● **MATERIAL SUPPLIED**:

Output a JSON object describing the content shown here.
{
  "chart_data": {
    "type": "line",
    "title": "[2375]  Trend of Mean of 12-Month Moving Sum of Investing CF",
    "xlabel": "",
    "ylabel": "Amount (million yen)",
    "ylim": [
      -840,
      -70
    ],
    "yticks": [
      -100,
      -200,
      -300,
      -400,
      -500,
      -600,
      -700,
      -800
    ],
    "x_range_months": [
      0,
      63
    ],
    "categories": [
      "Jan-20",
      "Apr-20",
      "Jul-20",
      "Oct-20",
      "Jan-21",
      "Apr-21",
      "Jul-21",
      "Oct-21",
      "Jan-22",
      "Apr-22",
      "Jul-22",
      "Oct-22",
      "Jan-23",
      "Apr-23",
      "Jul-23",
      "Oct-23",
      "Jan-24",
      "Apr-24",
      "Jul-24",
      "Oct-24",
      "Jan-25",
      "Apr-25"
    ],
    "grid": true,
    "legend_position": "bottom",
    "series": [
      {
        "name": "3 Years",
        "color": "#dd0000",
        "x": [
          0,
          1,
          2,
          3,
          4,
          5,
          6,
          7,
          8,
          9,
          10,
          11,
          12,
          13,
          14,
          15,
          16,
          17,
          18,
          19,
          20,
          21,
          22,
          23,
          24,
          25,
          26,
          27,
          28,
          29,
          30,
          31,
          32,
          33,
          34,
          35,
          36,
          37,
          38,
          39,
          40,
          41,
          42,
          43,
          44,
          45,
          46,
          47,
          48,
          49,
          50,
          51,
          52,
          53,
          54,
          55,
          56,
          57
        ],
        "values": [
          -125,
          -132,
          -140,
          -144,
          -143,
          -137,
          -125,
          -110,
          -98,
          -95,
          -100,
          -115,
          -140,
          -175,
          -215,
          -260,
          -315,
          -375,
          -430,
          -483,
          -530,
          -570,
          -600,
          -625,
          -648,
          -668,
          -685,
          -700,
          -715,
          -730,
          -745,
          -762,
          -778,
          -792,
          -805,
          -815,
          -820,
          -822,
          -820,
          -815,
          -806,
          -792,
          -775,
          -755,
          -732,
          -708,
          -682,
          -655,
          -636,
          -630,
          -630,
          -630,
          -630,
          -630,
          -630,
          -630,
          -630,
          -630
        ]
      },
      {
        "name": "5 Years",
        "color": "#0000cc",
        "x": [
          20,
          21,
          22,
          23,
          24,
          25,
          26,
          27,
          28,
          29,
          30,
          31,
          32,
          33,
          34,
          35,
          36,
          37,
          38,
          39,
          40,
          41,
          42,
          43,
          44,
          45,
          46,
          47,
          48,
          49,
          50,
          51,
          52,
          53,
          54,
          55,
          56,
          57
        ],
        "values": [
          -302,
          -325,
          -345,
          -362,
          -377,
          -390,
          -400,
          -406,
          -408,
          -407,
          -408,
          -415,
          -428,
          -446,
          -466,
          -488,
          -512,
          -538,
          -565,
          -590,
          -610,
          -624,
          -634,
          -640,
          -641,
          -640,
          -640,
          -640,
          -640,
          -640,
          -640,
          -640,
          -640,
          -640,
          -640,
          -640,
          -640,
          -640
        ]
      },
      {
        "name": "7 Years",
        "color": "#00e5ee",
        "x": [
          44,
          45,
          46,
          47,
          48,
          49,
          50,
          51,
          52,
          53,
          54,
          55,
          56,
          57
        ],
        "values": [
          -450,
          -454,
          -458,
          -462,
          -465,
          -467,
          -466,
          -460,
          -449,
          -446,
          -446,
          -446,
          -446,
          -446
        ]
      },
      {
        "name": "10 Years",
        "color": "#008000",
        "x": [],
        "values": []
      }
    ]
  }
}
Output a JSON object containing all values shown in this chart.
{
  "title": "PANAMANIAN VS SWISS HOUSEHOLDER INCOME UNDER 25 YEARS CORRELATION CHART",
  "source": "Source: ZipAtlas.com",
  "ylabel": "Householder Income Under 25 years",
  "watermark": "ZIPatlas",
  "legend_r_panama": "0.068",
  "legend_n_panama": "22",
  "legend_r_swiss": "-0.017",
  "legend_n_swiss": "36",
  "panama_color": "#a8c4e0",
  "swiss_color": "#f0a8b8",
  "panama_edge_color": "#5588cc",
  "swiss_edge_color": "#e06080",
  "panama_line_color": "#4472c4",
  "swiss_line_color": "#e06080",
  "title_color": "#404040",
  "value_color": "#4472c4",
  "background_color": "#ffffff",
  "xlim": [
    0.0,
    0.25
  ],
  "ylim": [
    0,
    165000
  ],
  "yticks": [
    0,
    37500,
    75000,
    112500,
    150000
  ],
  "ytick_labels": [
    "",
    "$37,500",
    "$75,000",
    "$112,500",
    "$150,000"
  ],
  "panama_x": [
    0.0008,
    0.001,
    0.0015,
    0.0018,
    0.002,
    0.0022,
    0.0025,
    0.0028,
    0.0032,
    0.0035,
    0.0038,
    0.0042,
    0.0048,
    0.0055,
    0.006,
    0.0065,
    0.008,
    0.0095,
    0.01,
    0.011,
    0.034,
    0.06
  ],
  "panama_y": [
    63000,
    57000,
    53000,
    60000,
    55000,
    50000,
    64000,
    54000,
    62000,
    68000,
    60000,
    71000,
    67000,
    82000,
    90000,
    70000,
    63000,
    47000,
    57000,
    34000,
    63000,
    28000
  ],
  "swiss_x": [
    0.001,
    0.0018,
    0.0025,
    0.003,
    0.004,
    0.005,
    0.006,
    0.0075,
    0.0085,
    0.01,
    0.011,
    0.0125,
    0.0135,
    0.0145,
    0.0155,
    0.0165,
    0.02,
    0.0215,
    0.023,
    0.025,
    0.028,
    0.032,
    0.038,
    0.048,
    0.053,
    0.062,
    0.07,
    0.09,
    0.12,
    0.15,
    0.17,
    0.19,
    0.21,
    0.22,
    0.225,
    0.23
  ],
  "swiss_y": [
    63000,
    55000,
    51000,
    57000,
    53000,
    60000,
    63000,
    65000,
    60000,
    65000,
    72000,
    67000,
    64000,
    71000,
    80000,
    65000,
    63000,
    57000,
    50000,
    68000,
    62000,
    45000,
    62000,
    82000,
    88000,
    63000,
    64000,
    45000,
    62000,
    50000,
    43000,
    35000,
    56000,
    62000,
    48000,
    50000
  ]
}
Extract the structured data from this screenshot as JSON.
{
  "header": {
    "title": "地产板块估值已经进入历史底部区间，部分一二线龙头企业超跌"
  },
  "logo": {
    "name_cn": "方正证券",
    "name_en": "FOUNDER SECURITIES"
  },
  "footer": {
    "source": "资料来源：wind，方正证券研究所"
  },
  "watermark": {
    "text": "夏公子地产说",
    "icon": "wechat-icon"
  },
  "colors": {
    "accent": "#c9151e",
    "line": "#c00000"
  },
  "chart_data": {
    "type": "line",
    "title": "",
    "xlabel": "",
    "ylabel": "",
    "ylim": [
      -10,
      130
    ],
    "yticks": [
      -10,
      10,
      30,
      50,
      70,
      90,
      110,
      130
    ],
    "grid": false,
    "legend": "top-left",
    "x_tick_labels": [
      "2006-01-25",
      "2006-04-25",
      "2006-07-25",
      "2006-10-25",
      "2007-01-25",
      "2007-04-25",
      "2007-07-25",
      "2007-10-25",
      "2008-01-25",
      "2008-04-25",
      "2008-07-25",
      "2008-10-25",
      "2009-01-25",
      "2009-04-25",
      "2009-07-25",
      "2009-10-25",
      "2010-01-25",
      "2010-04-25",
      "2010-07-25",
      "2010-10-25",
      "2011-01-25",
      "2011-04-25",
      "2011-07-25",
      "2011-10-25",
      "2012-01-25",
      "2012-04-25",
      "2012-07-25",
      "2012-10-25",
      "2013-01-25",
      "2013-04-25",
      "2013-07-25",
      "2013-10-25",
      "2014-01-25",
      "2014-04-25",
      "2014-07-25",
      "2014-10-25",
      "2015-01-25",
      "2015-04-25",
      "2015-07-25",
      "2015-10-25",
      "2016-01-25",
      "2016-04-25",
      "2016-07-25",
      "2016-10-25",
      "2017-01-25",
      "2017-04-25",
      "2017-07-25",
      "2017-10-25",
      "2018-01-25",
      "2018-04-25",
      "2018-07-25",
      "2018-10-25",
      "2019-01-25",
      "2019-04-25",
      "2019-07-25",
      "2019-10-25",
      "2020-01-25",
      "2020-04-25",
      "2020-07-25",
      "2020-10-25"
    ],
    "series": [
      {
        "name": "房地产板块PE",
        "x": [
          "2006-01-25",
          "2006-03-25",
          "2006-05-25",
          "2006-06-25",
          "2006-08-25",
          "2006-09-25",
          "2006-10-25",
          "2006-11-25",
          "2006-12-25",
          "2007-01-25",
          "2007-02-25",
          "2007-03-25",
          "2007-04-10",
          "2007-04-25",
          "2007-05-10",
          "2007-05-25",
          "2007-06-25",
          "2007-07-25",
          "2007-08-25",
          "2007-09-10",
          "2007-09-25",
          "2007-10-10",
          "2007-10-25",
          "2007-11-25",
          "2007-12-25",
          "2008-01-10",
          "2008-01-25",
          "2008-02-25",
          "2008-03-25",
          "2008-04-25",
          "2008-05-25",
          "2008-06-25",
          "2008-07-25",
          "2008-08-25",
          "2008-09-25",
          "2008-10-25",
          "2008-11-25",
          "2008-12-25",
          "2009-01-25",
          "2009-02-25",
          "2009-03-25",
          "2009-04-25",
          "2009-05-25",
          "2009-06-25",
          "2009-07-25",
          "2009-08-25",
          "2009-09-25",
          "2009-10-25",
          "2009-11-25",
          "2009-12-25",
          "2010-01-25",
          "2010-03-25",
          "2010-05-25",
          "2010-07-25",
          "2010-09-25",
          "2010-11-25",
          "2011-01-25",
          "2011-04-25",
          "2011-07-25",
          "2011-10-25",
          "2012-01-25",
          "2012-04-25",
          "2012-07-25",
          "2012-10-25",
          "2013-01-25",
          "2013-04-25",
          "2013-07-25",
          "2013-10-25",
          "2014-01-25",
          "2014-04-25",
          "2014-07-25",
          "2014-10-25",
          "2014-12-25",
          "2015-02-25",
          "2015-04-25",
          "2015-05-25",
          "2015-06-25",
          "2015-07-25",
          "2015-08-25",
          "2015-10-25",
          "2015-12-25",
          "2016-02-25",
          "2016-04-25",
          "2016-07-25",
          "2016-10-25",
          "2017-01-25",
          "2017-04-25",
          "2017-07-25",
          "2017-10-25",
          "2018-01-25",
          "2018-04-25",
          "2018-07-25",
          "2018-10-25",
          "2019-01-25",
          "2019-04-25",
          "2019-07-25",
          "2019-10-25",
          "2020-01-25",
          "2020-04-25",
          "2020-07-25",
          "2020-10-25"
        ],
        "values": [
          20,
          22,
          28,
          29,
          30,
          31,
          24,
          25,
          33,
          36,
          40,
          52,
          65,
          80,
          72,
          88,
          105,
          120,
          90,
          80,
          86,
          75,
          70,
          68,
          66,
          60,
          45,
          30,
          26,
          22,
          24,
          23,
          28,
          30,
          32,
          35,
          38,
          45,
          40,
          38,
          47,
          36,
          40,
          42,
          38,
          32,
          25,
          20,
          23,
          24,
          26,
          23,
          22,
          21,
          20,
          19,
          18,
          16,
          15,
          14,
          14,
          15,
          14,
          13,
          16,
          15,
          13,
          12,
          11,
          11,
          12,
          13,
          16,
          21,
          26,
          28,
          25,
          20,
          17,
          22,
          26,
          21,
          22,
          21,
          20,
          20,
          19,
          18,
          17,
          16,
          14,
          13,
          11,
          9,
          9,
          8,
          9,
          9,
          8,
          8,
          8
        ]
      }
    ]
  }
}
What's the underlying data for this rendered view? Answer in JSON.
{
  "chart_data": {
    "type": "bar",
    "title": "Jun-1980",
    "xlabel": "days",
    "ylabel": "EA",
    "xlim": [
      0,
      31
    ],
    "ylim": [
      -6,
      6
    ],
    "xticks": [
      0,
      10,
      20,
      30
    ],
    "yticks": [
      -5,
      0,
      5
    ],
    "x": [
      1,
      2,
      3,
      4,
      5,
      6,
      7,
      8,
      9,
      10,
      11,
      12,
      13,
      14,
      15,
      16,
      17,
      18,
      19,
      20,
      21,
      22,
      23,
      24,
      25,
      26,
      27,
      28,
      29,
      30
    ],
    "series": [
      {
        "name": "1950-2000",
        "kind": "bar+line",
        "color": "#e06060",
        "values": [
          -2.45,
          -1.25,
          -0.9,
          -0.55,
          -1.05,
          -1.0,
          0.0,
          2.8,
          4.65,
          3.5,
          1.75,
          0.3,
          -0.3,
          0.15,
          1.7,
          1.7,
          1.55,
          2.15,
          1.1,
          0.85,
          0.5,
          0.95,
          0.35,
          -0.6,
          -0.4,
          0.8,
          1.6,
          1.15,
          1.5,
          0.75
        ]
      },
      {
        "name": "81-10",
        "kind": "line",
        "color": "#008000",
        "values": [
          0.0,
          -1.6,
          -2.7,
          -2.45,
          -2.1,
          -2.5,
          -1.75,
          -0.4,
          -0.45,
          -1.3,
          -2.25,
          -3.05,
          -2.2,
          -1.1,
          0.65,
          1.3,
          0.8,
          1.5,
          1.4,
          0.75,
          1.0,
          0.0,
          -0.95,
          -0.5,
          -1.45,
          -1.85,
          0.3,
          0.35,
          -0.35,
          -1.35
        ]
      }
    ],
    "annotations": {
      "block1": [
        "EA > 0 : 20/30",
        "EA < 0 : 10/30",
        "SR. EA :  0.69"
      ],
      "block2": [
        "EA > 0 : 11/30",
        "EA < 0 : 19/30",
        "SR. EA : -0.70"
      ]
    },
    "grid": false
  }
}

● **SHORT TASK**:
Output the lines from the line containing "What's the underlying" to the end, both included; add nothing.

● **WRITTEN SOLUTION**:
What's the underlying data for this rendered view? Answer in JSON.
{
  "chart_data": {
    "type": "bar",
    "title": "Jun-1980",
    "xlabel": "days",
    "ylabel": "EA",
    "xlim": [
      0,
      31
    ],
    "ylim": [
      -6,
      6
    ],
    "xticks": [
      0,
      10,
      20,
      30
    ],
    "yticks": [
      -5,
      0,
      5
    ],
    "x": [
      1,
      2,
      3,
      4,
      5,
      6,
      7,
      8,
      9,
      10,
      11,
      12,
      13,
      14,
      15,
      16,
      17,
      18,
      19,
      20,
      21,
      22,
      23,
      24,
      25,
      26,
      27,
      28,
      29,
      30
    ],
    "series": [
      {
        "name": "1950-2000",
        "kind": "bar+line",
        "color": "#e06060",
        "values": [
          -2.45,
          -1.25,
          -0.9,
          -0.55,
          -1.05,
          -1.0,
          0.0,
          2.8,
          4.65,
          3.5,
          1.75,
          0.3,
          -0.3,
          0.15,
          1.7,
          1.7,
          1.55,
          2.15,
          1.1,
          0.85,
          0.5,
          0.95,
          0.35,
          -0.6,
          -0.4,
          0.8,
          1.6,
          1.15,
          1.5,
          0.75
        ]
      },
      {
        "name": "81-10",
        "kind": "line",
        "color": "#008000",
        "values": [
          0.0,
          -1.6,
          -2.7,
          -2.45,
          -2.1,
          -2.5,
          -1.75,
          -0.4,
          -0.45,
          -1.3,
          -2.25,
          -3.05,
          -2.2,
          -1.1,
          0.65,
          1.3,
          0.8,
          1.5,
          1.4,
          0.75,
          1.0,
          0.0,
          -0.95,
          -0.5,
          -1.45,
          -1.85,
          0.3,
          0.35,
          -0.35,
          -1.35
        ]
      }
    ],
    "annotations": {
      "block1": [
        "EA > 0 : 20/30",
        "EA < 0 : 10/30",
        "SR. EA :  0.69"
      ],
      "block2": [
        "EA > 0 : 11/30",
        "EA < 0 : 19/30",
        "SR. EA : -0.70"
      ]
    },
    "grid": false
  }
}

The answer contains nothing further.